++++ EXERCISE MATERIALS ++++
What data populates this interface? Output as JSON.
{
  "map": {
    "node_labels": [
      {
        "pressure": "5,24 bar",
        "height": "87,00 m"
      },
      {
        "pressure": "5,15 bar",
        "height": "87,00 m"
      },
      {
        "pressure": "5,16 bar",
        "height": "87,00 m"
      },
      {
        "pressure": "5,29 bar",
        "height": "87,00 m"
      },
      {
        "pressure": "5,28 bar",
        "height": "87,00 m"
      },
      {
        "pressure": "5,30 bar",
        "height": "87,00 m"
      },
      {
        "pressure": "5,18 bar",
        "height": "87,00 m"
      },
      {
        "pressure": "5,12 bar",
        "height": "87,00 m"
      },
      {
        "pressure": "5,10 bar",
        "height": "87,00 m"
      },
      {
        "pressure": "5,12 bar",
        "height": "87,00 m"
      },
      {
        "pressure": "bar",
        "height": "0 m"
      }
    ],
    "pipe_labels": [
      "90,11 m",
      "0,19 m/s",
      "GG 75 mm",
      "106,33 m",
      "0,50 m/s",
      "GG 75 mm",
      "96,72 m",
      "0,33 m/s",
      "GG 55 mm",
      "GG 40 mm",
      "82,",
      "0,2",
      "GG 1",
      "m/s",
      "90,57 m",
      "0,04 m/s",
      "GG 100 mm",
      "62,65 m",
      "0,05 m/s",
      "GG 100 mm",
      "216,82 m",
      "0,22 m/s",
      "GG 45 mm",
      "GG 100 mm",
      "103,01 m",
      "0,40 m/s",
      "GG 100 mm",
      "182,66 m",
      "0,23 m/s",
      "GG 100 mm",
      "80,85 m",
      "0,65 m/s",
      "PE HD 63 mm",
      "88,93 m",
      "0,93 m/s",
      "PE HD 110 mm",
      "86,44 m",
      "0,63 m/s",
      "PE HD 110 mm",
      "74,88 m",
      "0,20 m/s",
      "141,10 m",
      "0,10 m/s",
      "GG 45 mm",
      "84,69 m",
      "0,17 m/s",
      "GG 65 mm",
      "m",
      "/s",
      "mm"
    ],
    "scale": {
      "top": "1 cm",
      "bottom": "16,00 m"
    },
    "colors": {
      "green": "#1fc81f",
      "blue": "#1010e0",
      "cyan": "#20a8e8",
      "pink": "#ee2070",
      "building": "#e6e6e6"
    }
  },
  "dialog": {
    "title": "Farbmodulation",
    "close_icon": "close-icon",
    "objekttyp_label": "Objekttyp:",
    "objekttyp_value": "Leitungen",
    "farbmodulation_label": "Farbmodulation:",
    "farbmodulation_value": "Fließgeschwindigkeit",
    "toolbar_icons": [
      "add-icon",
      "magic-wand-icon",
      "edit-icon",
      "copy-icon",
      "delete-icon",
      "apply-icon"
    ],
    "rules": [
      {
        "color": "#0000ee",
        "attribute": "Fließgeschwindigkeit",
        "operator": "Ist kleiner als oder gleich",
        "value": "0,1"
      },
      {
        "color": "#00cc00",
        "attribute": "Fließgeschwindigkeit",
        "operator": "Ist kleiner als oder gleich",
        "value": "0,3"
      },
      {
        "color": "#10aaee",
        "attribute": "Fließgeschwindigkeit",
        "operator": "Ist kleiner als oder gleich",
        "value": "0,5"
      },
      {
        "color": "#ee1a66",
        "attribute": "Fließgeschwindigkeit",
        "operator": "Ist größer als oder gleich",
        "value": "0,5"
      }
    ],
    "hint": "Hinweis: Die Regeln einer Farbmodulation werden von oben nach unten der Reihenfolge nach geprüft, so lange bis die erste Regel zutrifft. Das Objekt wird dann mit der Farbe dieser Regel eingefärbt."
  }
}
++++
EXERCISE DIRECTIONS:
Output every record above exactly as it appears.

TASK OUTPUT:
What data populates this interface? Output as JSON.
{
  "map": {
    "node_labels": [
      {
        "pressure": "5,24 bar",
        "height": "87,00 m"
      },
      {
        "pressure": "5,15 bar",
        "height": "87,00 m"
      },
      {
        "pressure": "5,16 bar",
        "height": "87,00 m"
      },
      {
        "pressure": "5,29 bar",
        "height": "87,00 m"
      },
      {
        "pressure": "5,28 bar",
        "height": "87,00 m"
      },
      {
        "pressure": "5,30 bar",
        "height": "87,00 m"
      },
      {
        "pressure": "5,18 bar",
        "height": "87,00 m"
      },
      {
        "pressure": "5,12 bar",
        "height": "87,00 m"
      },
      {
        "pressure": "5,10 bar",
        "height": "87,00 m"
      },
      {
        "pressure": "5,12 bar",
        "height": "87,00 m"
      },
      {
        "pressure": "bar",
        "height": "0 m"
      }
    ],
    "pipe_labels": [
      "90,11 m",
      "0,19 m/s",
      "GG 75 mm",
      "106,33 m",
      "0,50 m/s",
      "GG 75 mm",
      "96,72 m",
      "0,33 m/s",
      "GG 55 mm",
      "GG 40 mm",
      "82,",
      "0,2",
      "GG 1",
      "m/s",
      "90,57 m",
      "0,04 m/s",
      "GG 100 mm",
      "62,65 m",
      "0,05 m/s",
      "GG 100 mm",
      "216,82 m",
      "0,22 m/s",
      "GG 45 mm",
      "GG 100 mm",
      "103,01 m",
      "0,40 m/s",
      "GG 100 mm",
      "182,66 m",
      "0,23 m/s",
      "GG 100 mm",
      "80,85 m",
      "0,65 m/s",
      "PE HD 63 mm",
      "88,93 m",
      "0,93 m/s",
      "PE HD 110 mm",
      "86,44 m",
      "0,63 m/s",
      "PE HD 110 mm",
      "74,88 m",
      "0,20 m/s",
      "141,10 m",
      "0,10 m/s",
      "GG 45 mm",
      "84,69 m",
      "0,17 m/s",
      "GG 65 mm",
      "m",
      "/s",
      "mm"
    ],
    "scale": {
      "top": "1 cm",
      "bottom": "16,00 m"
    },
    "colors": {
      "green": "#1fc81f",
      "blue": "#1010e0",
      "cyan": "#20a8e8",
      "pink": "#ee2070",
      "building": "#e6e6e6"
    }
  },
  "dialog": {
    "title": "Farbmodulation",
    "close_icon": "close-icon",
    "objekttyp_label": "Objekttyp:",
    "objekttyp_value": "Leitungen",
    "farbmodulation_label": "Farbmodulation:",
    "farbmodulation_value": "Fließgeschwindigkeit",
    "toolbar_icons": [
      "add-icon",
      "magic-wand-icon",
      "edit-icon",
      "copy-icon",
      "delete-icon",
      "apply-icon"
    ],
    "rules": [
      {
        "color": "#0000ee",
        "attribute": "Fließgeschwindigkeit",
        "operator": "Ist kleiner als oder gleich",
        "value": "0,1"
      },
      {
        "color": "#00cc00",
        "attribute": "Fließgeschwindigkeit",
        "operator": "Ist kleiner als oder gleich",
        "value": "0,3"
      },
      {
        "color": "#10aaee",
        "attribute": "Fließgeschwindigkeit",
        "operator": "Ist kleiner als oder gleich",
        "value": "0,5"
      },
      {
        "color": "#ee1a66",
        "attribute": "Fließgeschwindigkeit",
        "operator": "Ist größer als oder gleich",
        "value": "0,5"
      }
    ],
    "hint": "Hinweis: Die Regeln einer Farbmodulation werden von oben nach unten der Reihenfolge nach geprüft, so lange bis die erste Regel zutrifft. Das Objekt wird dann mit der Farbe dieser Regel eingefärbt."
  }
}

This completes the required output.